Data for this task Start Marker

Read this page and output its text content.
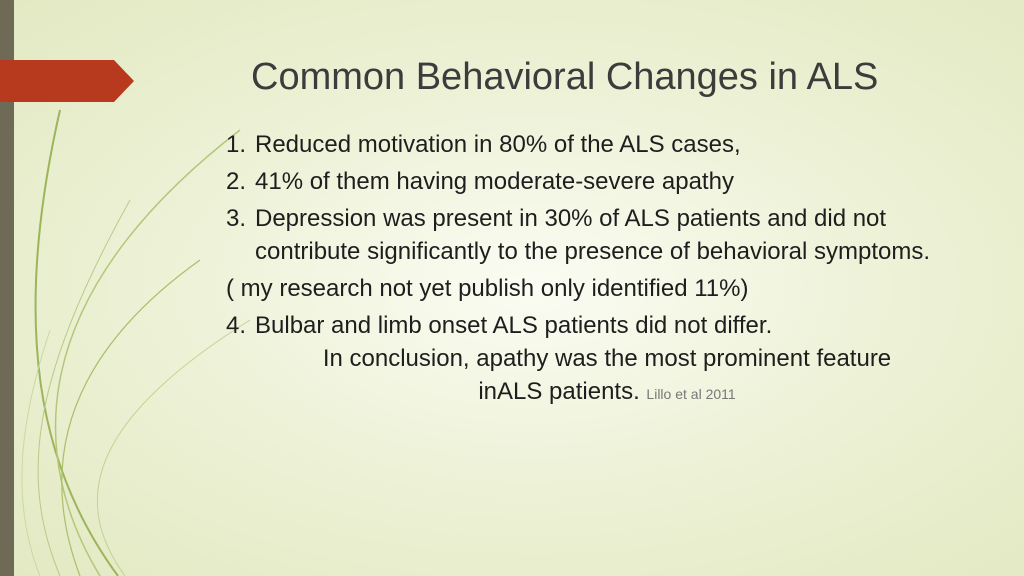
Common Behavioral Changes in ALS
1. Reduced motivation in 80% of the ALS cases,
2. 41% of them having moderate-severe apathy
3. Depression was present in 30% of ALS patients and did not contribute significantly to the presence of behavioral symptoms.
( my research not yet publish only identified 11%)
4. Bulbar and limb onset ALS patients did not differ.
In conclusion, apathy was the most prominent feature
inALS patients. Lillo et al 2011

Data for this task End Marker

Aim of the task:
All lines in the data that contain the word "patients" should be copied.

Output for this task:
3. Depression was present in 30% of ALS patients and did not contribute significantly to the presence of behavioral symptoms.
4. Bulbar and limb onset ALS patients did not differ.
inALS patients. Lillo et al 2011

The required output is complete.